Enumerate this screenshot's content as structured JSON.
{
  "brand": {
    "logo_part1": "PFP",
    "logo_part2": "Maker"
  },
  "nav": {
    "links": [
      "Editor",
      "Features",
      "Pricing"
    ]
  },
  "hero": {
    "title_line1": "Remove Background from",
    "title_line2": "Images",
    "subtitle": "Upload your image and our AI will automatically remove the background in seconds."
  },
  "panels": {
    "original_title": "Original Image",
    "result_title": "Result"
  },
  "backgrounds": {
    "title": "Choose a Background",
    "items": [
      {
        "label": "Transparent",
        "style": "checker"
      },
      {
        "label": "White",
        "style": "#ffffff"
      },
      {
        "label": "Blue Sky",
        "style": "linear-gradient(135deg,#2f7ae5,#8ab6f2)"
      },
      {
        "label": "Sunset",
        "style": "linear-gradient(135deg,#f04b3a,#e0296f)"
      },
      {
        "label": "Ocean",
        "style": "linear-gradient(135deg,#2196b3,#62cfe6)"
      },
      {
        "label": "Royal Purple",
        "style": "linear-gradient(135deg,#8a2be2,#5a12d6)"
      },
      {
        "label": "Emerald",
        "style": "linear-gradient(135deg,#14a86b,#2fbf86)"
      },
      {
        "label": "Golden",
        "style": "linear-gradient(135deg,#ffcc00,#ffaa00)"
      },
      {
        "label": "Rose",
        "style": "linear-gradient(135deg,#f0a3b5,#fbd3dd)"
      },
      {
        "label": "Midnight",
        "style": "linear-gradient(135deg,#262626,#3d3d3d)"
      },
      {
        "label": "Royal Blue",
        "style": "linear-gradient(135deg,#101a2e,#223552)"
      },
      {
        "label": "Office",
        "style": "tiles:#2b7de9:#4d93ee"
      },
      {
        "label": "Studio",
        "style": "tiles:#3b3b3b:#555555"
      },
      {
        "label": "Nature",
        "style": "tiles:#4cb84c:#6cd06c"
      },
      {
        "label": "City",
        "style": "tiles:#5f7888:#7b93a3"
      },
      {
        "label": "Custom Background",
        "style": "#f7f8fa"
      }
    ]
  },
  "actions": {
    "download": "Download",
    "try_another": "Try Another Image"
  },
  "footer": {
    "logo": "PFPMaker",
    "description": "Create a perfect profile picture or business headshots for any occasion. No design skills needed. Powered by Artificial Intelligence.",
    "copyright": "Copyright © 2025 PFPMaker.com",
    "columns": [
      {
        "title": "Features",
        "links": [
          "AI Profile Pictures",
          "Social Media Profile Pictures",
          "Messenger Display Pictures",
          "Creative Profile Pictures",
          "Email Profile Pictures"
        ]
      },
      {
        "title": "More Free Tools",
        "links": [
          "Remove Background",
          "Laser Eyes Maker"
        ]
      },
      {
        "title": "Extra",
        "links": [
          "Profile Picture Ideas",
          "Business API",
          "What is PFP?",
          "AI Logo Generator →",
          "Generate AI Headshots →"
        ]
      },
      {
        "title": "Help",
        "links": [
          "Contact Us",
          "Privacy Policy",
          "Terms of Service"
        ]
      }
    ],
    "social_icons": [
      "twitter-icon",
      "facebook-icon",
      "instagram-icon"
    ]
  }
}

# # # #

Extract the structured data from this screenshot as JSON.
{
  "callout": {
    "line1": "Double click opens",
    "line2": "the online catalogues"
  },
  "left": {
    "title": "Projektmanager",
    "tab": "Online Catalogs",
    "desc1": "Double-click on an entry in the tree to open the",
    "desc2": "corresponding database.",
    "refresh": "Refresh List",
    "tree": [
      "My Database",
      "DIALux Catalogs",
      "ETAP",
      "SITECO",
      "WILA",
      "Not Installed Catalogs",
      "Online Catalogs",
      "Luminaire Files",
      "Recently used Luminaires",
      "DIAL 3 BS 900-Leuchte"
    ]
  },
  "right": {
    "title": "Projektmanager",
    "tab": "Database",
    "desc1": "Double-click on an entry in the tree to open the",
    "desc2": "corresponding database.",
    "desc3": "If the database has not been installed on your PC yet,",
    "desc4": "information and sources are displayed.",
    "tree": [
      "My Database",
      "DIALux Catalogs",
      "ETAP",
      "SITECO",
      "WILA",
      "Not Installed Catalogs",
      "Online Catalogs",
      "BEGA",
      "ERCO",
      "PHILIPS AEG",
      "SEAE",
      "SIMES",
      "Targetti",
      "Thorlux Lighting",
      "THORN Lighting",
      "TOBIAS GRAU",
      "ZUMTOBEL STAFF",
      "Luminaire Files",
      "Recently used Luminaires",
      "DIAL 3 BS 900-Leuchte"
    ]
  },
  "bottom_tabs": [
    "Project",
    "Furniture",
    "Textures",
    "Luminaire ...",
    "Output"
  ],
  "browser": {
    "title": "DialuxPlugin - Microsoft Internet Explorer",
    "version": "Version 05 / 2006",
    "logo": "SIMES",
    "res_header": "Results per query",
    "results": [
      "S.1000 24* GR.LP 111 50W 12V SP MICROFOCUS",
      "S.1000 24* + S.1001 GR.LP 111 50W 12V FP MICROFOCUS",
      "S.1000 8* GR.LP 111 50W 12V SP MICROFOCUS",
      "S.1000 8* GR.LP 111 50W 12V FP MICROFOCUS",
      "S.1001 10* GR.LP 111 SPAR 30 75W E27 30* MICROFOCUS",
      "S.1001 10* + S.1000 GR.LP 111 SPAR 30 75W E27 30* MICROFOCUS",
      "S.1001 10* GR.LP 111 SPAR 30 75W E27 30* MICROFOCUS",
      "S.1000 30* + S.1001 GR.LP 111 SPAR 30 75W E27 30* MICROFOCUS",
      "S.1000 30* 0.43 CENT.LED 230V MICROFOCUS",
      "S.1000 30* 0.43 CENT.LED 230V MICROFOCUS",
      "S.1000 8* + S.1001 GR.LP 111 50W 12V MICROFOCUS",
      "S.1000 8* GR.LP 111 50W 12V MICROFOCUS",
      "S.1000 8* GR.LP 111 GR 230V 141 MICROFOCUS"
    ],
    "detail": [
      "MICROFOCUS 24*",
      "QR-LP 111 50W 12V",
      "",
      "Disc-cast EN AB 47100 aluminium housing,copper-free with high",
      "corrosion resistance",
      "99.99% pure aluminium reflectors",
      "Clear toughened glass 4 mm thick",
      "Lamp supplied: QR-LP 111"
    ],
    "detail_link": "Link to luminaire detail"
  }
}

# # # #

(PROBLEM DESCRIPTION): Your task is to gather all lines from the entries above that hold the word "screenshot".

(THE RESPONSE):
Enumerate this screenshot's content as structured JSON.
Extract the structured data from this screenshot as JSON.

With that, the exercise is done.